[Begin Supplied material]
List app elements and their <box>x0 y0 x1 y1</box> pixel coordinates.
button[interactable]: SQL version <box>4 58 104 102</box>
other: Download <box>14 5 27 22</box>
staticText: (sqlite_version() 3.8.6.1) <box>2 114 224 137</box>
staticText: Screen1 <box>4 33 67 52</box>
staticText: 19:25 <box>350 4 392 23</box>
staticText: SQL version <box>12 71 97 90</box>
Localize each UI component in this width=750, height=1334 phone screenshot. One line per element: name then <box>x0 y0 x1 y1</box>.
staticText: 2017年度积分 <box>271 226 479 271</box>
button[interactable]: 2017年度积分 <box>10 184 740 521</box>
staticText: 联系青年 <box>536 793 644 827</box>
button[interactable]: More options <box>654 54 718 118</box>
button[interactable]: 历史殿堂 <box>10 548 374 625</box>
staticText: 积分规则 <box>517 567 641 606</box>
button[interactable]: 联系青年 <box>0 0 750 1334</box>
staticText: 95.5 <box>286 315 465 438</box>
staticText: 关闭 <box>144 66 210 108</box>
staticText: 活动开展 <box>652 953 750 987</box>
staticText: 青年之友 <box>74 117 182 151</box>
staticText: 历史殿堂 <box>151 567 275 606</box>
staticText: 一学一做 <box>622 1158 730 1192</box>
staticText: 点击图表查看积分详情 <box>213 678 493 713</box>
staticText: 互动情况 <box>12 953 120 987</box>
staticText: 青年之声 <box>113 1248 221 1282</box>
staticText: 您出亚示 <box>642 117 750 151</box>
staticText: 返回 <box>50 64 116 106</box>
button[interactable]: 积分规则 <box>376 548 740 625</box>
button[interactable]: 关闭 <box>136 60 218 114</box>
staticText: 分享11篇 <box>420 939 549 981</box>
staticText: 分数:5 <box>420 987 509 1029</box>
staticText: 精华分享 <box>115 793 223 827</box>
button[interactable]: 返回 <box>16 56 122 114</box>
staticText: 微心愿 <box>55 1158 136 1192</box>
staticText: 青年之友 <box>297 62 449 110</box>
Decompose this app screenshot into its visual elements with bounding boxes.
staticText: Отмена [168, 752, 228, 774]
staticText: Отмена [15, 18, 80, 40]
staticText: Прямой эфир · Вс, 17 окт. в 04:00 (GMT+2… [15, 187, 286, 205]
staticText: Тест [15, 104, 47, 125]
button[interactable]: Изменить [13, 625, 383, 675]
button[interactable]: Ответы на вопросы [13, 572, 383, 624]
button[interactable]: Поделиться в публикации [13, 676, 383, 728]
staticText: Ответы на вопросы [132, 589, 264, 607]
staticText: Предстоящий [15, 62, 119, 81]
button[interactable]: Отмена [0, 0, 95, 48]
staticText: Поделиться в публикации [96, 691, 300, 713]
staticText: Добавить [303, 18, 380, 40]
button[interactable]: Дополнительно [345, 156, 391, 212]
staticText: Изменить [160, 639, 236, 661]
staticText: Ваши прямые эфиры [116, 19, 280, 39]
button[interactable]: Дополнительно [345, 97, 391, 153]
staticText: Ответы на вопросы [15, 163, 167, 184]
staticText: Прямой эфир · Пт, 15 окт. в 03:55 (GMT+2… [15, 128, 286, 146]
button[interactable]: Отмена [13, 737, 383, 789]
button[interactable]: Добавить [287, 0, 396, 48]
[End Supplied material]
*To do*:
Recast every line of the listing above as a numbered list, dropping any blank lines.

*Right answer*:
1. List app elements and their <box>x0 y0 x1 y1</box> pixel coordinates.
2. button[interactable]: SQL version <box>4 58 104 102</box>
3. other: Download <box>14 5 27 22</box>
4. staticText: (sqlite_version() 3.8.6.1) <box>2 114 224 137</box>
5. staticText: Screen1 <box>4 33 67 52</box>
6. staticText: 19:25 <box>350 4 392 23</box>
7. staticText: SQL version <box>12 71 97 90</box>
8. Localize each UI component in this width=750, height=1334 phone screenshot. One line per element: name then <box>x0 y0 x1 y1</box>.
9. staticText: 2017年度积分 <box>271 226 479 271</box>
10. button[interactable]: 2017年度积分 <box>10 184 740 521</box>
11. staticText: 联系青年 <box>536 793 644 827</box>
12. button[interactable]: More options <box>654 54 718 118</box>
13. button[interactable]: 历史殿堂 <box>10 548 374 625</box>
14. staticText: 积分规则 <box>517 567 641 606</box>
15. button[interactable]: 联系青年 <box>0 0 750 1334</box>
16. staticText: 95.5 <box>286 315 465 438</box>
17. staticText: 关闭 <box>144 66 210 108</box>
18. staticText: 活动开展 <box>652 953 750 987</box>
19. staticText: 青年之友 <box>74 117 182 151</box>
20. staticText: 历史殿堂 <box>151 567 275 606</box>
21. staticText: 一学一做 <box>622 1158 730 1192</box>
22. staticText: 点击图表查看积分详情 <box>213 678 493 713</box>
23. staticText: 互动情况 <box>12 953 120 987</box>
24. staticText: 青年之声 <box>113 1248 221 1282</box>
25. staticText: 您出亚示 <box>642 117 750 151</box>
26. staticText: 返回 <box>50 64 116 106</box>
27. button[interactable]: 积分规则 <box>376 548 740 625</box>
28. button[interactable]: 关闭 <box>136 60 218 114</box>
29. staticText: 分享11篇 <box>420 939 549 981</box>
30. staticText: 分数:5 <box>420 987 509 1029</box>
31. staticText: 精华分享 <box>115 793 223 827</box>
32. button[interactable]: 返回 <box>16 56 122 114</box>
33. staticText: 微心愿 <box>55 1158 136 1192</box>
34. staticText: 青年之友 <box>297 62 449 110</box>
35. Decompose this app screenshot into its visual elements with bounding boxes.
36. staticText: Отмена [168, 752, 228, 774]
37. staticText: Отмена [15, 18, 80, 40]
38. staticText: Прямой эфир · Вс, 17 окт. в 04:00 (GMT+2… [15, 187, 286, 205]
39. staticText: Тест [15, 104, 47, 125]
40. button[interactable]: Изменить [13, 625, 383, 675]
41. button[interactable]: Ответы на вопросы [13, 572, 383, 624]
42. button[interactable]: Поделиться в публикации [13, 676, 383, 728]
43. staticText: Ответы на вопросы [132, 589, 264, 607]
44. staticText: Предстоящий [15, 62, 119, 81]
45. button[interactable]: Отмена [0, 0, 95, 48]
46. staticText: Поделиться в публикации [96, 691, 300, 713]
47. staticText: Добавить [303, 18, 380, 40]
48. button[interactable]: Дополнительно [345, 156, 391, 212]
49. staticText: Изменить [160, 639, 236, 661]
50. staticText: Ваши прямые эфиры [116, 19, 280, 39]
51. button[interactable]: Дополнительно [345, 97, 391, 153]
52. staticText: Ответы на вопросы [15, 163, 167, 184]
53. staticText: Прямой эфир · Пт, 15 окт. в 03:55 (GMT+2… [15, 128, 286, 146]
54. button[interactable]: Отмена [13, 737, 383, 789]
55. button[interactable]: Добавить [287, 0, 396, 48]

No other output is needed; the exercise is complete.